(Excerpt to read)
How to Fill in the E1kv: Step-by-Step Guide for Investors

The E1kv is the Austrian supplementary tax form for capital income that was not automatically taxed at source. If you invest through a non-tax-simple broker such as Interactive Brokers or Scalable Capital, you must file it every year. This guide explains what goes where.

What is the E1kv and who needs it?

The E1kv (Beilage zur Einkommensteuererklärung für Einkünfte aus Kapitalvermögen) is a supplementary schedule to the Austrian income tax return. You need it whenever you have capital income from sources for which no Austrian capital gains tax (KeSt) was automatically withheld.

This affects investors who use foreign brokers such as Interactive Brokers, Scalable Capital, DEGIRO, or Bitpanda. These brokers are not Austrian credit institutions and do not remit the 27.5% KeSt to the tax authority on your behalf.

Note: Trade Republic became tax-simple (steuereinfach) in Austria on 24 April 2025. For the tax year 2024 and the period before April 2025, you still need to file an E1kv.

Where to find the E1kv in FinanzOnline

Log in to FinanzOnline (finanzonline.bmf.gv.at). Navigate to Eingaben → Erklärungen → Einkommensteuererklärung E1. Within the form, find the section "außerbetriebliche Einkunftsarten" and look for "Einkünfte aus Kapitalvermögen — Beilage E1kv".

The current official form can be found directly at the BMF: E1kv 2024 (BMF PDF). Field numbers can change from year to year — always verify against the current version.

The most important field numbers (Kennzahlen) for 2024

The fields are grouped by type of income. Below are the most relevant ones for private investors with a foreign brokerage account. Since numbers can change annually, we link to the official BMF form as the authoritative reference.

KZ 937

Deemed distributions — foreign custody account

Annually taxable income from accumulating ETFs (reporting funds) held in a foreign account. Data comes from the ÖEKB (Österreichische Kontrollbank).

KZ 936

Deemed distributions — domestic custody account

Same as 937, but for ETF units held with an Austrian depository bank.

KZ 985

Foreign dividends / ongoing income

Dividends and interest from foreign securities. For most investors using a foreign broker, this is the most important recurring income line.

KZ 994

Realised capital gains

Profits from selling equities, ETFs, or bonds. Cost basis is determined using the weighted average price method (gleitender Durchschnittspreis).
(End Excerpt to read)
(Excerpted records)
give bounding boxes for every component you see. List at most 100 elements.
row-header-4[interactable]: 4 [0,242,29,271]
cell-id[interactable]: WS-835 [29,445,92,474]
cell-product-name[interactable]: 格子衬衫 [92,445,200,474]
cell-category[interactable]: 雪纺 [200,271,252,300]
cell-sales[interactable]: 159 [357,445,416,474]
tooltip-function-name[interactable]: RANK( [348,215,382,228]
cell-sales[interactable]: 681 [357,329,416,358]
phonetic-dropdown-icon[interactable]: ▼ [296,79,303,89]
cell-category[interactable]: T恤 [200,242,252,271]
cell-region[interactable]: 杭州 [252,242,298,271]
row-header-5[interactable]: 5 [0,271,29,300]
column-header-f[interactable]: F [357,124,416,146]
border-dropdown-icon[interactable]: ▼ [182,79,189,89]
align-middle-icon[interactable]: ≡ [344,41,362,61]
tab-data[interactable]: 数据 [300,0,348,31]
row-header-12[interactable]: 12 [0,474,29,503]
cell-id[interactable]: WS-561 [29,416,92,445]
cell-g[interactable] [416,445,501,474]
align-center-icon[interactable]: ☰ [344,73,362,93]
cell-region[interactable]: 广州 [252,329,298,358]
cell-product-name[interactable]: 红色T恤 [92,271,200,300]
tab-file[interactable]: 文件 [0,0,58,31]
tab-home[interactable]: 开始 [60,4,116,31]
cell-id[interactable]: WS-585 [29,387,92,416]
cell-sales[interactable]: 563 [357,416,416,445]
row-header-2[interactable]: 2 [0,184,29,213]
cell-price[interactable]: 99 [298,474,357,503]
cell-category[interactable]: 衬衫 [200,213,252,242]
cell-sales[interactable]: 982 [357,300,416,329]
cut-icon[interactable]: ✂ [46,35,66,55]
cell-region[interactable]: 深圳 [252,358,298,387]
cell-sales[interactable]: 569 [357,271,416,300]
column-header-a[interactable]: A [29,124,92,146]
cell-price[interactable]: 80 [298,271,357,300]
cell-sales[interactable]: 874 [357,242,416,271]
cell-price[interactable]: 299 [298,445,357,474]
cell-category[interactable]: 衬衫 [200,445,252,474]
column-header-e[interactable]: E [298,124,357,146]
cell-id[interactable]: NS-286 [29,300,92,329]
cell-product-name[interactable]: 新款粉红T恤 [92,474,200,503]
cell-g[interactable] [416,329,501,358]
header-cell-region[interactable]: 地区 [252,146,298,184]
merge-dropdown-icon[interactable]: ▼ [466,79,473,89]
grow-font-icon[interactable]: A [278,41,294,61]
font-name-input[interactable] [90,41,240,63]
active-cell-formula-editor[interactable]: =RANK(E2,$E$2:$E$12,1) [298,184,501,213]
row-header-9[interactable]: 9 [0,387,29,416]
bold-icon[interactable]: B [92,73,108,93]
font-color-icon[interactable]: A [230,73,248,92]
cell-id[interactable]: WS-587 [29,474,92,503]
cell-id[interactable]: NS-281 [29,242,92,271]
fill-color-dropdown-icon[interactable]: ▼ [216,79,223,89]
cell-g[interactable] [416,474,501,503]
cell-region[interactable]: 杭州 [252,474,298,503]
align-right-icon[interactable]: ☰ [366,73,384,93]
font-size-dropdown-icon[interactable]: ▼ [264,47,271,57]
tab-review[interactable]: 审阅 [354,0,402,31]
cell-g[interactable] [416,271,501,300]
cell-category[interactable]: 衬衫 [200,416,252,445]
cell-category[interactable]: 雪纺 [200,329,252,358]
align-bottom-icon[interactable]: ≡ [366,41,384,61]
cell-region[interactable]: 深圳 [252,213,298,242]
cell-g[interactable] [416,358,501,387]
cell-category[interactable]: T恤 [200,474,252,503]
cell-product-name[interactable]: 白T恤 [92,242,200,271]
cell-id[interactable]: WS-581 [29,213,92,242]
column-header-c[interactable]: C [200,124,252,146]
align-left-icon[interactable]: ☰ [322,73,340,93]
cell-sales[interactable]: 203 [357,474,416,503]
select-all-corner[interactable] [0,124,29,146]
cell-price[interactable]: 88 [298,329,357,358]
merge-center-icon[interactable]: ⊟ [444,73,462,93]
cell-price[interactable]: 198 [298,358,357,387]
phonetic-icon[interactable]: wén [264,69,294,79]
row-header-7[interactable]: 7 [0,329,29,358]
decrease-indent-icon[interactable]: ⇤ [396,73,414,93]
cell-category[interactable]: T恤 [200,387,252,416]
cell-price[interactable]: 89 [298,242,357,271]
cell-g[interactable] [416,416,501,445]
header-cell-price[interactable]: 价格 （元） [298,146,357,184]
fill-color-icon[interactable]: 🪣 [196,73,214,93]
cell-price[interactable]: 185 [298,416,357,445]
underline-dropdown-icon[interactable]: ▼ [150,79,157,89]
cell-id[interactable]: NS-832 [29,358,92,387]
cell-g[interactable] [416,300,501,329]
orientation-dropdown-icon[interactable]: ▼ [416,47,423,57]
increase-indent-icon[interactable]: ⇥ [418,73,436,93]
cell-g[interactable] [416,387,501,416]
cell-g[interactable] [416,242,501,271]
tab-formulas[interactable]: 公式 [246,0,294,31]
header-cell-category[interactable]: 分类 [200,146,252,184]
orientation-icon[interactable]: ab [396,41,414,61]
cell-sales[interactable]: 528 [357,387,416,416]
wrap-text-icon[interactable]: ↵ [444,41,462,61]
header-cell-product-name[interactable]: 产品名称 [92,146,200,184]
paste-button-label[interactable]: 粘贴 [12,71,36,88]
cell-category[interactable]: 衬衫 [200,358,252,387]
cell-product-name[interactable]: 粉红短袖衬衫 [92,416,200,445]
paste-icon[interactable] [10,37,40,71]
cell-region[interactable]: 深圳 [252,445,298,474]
(End Excerpted records)
[Explore the material]:
1) What is the Spanish translation of this sentence from the E1kv guide: "These brokers are not Austrian credit institutions and do not remit the 27.5% KeSt to the tax authority on your behalf."?
2) Can you transcribe the E1kv guide from "Note: Trade Republic" to "the current version."?
3) Could you pick up the E1kv guide after its last sentence and continue it?

[Answers provided]:
1) Estos brókers no son entidades de crédito austriacas y no ingresan el 27,5 % de KeSt a la autoridad tributaria en su nombre.

2)
Note: Trade Republic became tax-simple (steuereinfach) in Austria on 24 April 2025. For the tax year 2024 and the period before April 2025, you still need to file an E1kv.

Where to find the E1kv in FinanzOnline

Log in to FinanzOnline (finanzonline.bmf.gv.at). Navigate to Eingaben → Erklärungen → Einkommensteuererklärung E1. Within the form, find the section "außerbetriebliche Einkunftsarten" and look for "Einkünfte aus Kapitalvermögen — Beilage E1kv".

The current official form can be found directly at the BMF: E1kv 2024 (BMF PDF). Field numbers can change from year to year — always verify against the current version.

3)
KZ 996

Realised losses

Losses from securities sales. Offset against gains (loss netting). No carryforward to future tax years is possible.

KZ 998

Creditable foreign withholding tax

Withholding tax deducted abroad (e.g. US withholding tax of 15%) that is credited against the Austrian KeSt of 27.5%.

Source: BMF Form E1kv 2024

Step by step: what to prepare before you start

  1. Download the annual statement or tax report from each of your brokers (PDF or CSV).
  2. For accumulating ETFs: search my.oekb.at by ISIN and note the deemed distribution per unit for the tax year.
  3. Calculate capital gains using the weighted average price method (gleitender Durchschnittspreis): Austria uses the weighted average of all purchase prices of the same position for securities acquired from 1 April 2012 onwards.
  4. Perform loss netting: sum all gains and losses across all non-tax-simple brokers and deduct losses from gains. Carryforward to future years is not possible.
  5. Extract the creditable withholding tax from your broker report.
  6. Enter all amounts into the corresponding E1kv fields in FinanzOnline.

The most common mistake: forgetting deemed distributions

Many investors forget to report the annual deemed distributions from their accumulating ETFs. These do not appear in the broker report because no money is paid out — the ETF reinvests the income internally. Nevertheless, they are taxable in Austria every year.

The data comes exclusively from the ÖEKB (my.oekb.at), not from your broker. Manually looking up each fund, applying the correct exchange rate on the reference date, and multiplying by your holding count makes this the most time-consuming part of the filing.

Filing deadline

The income tax return including the E1kv must be submitted by 30 April (paper) or 30 June (electronically via FinanzOnline) of the following year. Taxpayers who engage a tax advisor typically receive an extension until 31 March of the year after that.